### Task objective
Look through the data below. Show each line where the string "text" occurs.

### Records supplied
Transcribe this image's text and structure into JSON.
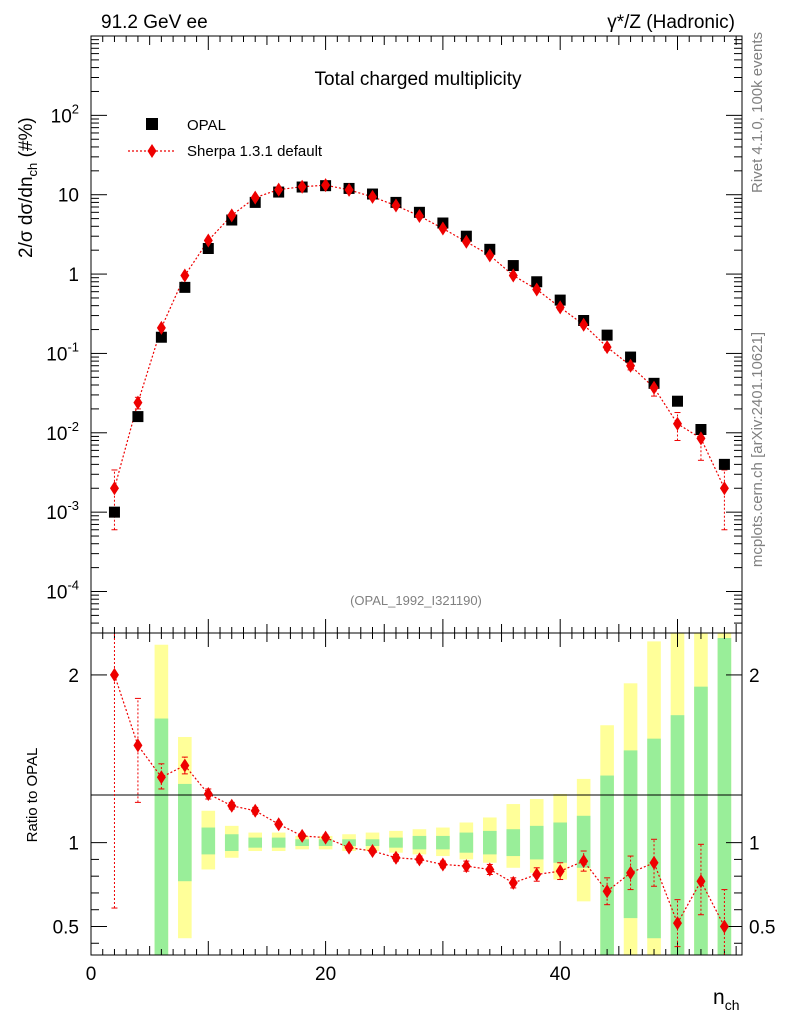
{
  "header": {
    "left": "91.2 GeV ee",
    "right": "γ*/Z (Hadronic)",
    "side_top": "Rivet 4.1.0,  100k events",
    "side_bottom": "mcplots.cern.ch [arXiv:2401.10621]"
  },
  "colors": {
    "data": "#000000",
    "mc": "#ee0000",
    "band_inner": "#99ee99",
    "band_outer": "#ffff99"
  },
  "chart_data": [
    {
      "type": "scatter",
      "title": "Total charged multiplicity",
      "ylabel_parts": {
        "main": "2/σ  dσ/dn",
        "sub": "ch",
        "tail": " (#%)"
      },
      "xlabel": "",
      "xlim": [
        0,
        55.5
      ],
      "ylim": [
        3e-05,
        1000
      ],
      "yscale": "log",
      "yticks": [
        {
          "base": "10",
          "exp": "-4",
          "value": 0.0001
        },
        {
          "base": "10",
          "exp": "-3",
          "value": 0.001
        },
        {
          "base": "10",
          "exp": "-2",
          "value": 0.01
        },
        {
          "base": "10",
          "exp": "-1",
          "value": 0.1
        },
        {
          "text": "1",
          "value": 1
        },
        {
          "text": "10",
          "value": 10
        },
        {
          "base": "10",
          "exp": "2",
          "value": 100
        }
      ],
      "legend": [
        {
          "name": "OPAL",
          "marker": "square"
        },
        {
          "name": "Sherpa 1.3.1 default",
          "marker": "diamond"
        }
      ],
      "legend_position": "top-left",
      "annotation": "(OPAL_1992_I321190)",
      "x": [
        2,
        4,
        6,
        8,
        10,
        12,
        14,
        16,
        18,
        20,
        22,
        24,
        26,
        28,
        30,
        32,
        34,
        36,
        38,
        40,
        42,
        44,
        46,
        48,
        50,
        52,
        54
      ],
      "series": [
        {
          "name": "OPAL",
          "values": [
            0.001,
            0.016,
            0.16,
            0.68,
            2.1,
            4.8,
            8.0,
            10.8,
            12.5,
            13.0,
            12.0,
            10.2,
            8.0,
            6.0,
            4.4,
            3.0,
            2.05,
            1.28,
            0.8,
            0.47,
            0.26,
            0.17,
            0.09,
            0.042,
            0.025,
            0.011,
            0.004
          ]
        },
        {
          "name": "Sherpa 1.3.1 default",
          "values": [
            0.002,
            0.024,
            0.21,
            0.96,
            2.65,
            5.5,
            9.2,
            11.6,
            12.6,
            13.2,
            11.5,
            9.4,
            7.3,
            5.4,
            3.75,
            2.55,
            1.72,
            0.96,
            0.64,
            0.38,
            0.23,
            0.12,
            0.07,
            0.037,
            0.013,
            0.0085,
            0.002
          ],
          "err_low": [
            0.0014,
            0.004,
            0.01,
            0.03,
            0.06,
            0.1,
            0.15,
            0.17,
            0.2,
            0.2,
            0.2,
            0.17,
            0.15,
            0.12,
            0.1,
            0.08,
            0.05,
            0.04,
            0.03,
            0.025,
            0.015,
            0.01,
            0.008,
            0.008,
            0.005,
            0.004,
            0.0014
          ],
          "err_high": [
            0.0014,
            0.004,
            0.01,
            0.03,
            0.06,
            0.1,
            0.15,
            0.17,
            0.2,
            0.2,
            0.2,
            0.17,
            0.15,
            0.12,
            0.1,
            0.08,
            0.05,
            0.04,
            0.03,
            0.025,
            0.015,
            0.01,
            0.008,
            0.008,
            0.005,
            0.004,
            0.0014
          ]
        }
      ]
    },
    {
      "type": "scatter",
      "title": "",
      "ylabel": "Ratio to OPAL",
      "xlabel_parts": {
        "main": "n",
        "sub": "ch"
      },
      "xlim": [
        0,
        55.5
      ],
      "ylim": [
        0.33,
        2.25
      ],
      "xticks": [
        0,
        20,
        40
      ],
      "yticks": [
        0.5,
        1,
        2
      ],
      "reference": 1,
      "x": [
        2,
        4,
        6,
        8,
        10,
        12,
        14,
        16,
        18,
        20,
        22,
        24,
        26,
        28,
        30,
        32,
        34,
        36,
        38,
        40,
        42,
        44,
        46,
        48,
        50,
        52,
        54
      ],
      "band_inner_low": [
        null,
        null,
        0.0,
        0.77,
        0.93,
        0.95,
        0.97,
        0.97,
        0.98,
        0.98,
        0.98,
        0.98,
        0.97,
        0.96,
        0.96,
        0.94,
        0.93,
        0.92,
        0.9,
        0.88,
        0.85,
        0.0,
        0.55,
        0.43,
        0.0,
        0.0,
        0.0
      ],
      "band_inner_high": [
        null,
        null,
        1.74,
        1.35,
        1.09,
        1.05,
        1.03,
        1.03,
        1.02,
        1.02,
        1.02,
        1.02,
        1.03,
        1.04,
        1.04,
        1.06,
        1.07,
        1.08,
        1.1,
        1.12,
        1.16,
        1.4,
        1.55,
        1.62,
        1.76,
        1.93,
        2.22
      ],
      "band_outer_low": [
        null,
        null,
        0.0,
        0.43,
        0.84,
        0.91,
        0.95,
        0.95,
        0.96,
        0.96,
        0.95,
        0.95,
        0.94,
        0.93,
        0.92,
        0.9,
        0.88,
        0.85,
        0.82,
        0.78,
        0.65,
        0.0,
        0.0,
        0.0,
        0.0,
        0.0,
        0.0
      ],
      "band_outer_high": [
        null,
        null,
        2.18,
        1.63,
        1.19,
        1.1,
        1.06,
        1.06,
        1.04,
        1.04,
        1.05,
        1.06,
        1.07,
        1.08,
        1.09,
        1.12,
        1.15,
        1.23,
        1.26,
        1.29,
        1.38,
        1.7,
        1.95,
        2.2,
        2.25,
        2.25,
        2.25
      ],
      "series": [
        {
          "name": "Sherpa 1.3.1 default",
          "values": [
            2.0,
            1.58,
            1.39,
            1.46,
            1.29,
            1.22,
            1.19,
            1.11,
            1.04,
            1.03,
            0.97,
            0.95,
            0.91,
            0.9,
            0.87,
            0.86,
            0.84,
            0.76,
            0.81,
            0.83,
            0.89,
            0.71,
            0.82,
            0.88,
            0.52,
            0.77,
            0.5
          ],
          "err_low": [
            1.39,
            0.34,
            0.07,
            0.05,
            0.03,
            0.02,
            0.02,
            0.015,
            0.015,
            0.015,
            0.015,
            0.015,
            0.02,
            0.02,
            0.02,
            0.03,
            0.03,
            0.03,
            0.04,
            0.05,
            0.06,
            0.08,
            0.1,
            0.14,
            0.14,
            0.2,
            0.2
          ],
          "err_high": [
            0.3,
            0.28,
            0.08,
            0.05,
            0.03,
            0.02,
            0.02,
            0.015,
            0.015,
            0.015,
            0.015,
            0.015,
            0.02,
            0.02,
            0.02,
            0.03,
            0.03,
            0.03,
            0.04,
            0.05,
            0.06,
            0.08,
            0.1,
            0.14,
            0.14,
            0.22,
            0.22
          ]
        }
      ]
    }
  ]
}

### Complete output
Transcribe this image's text and structure into JSON.
          "text": "1",
          "text": "10",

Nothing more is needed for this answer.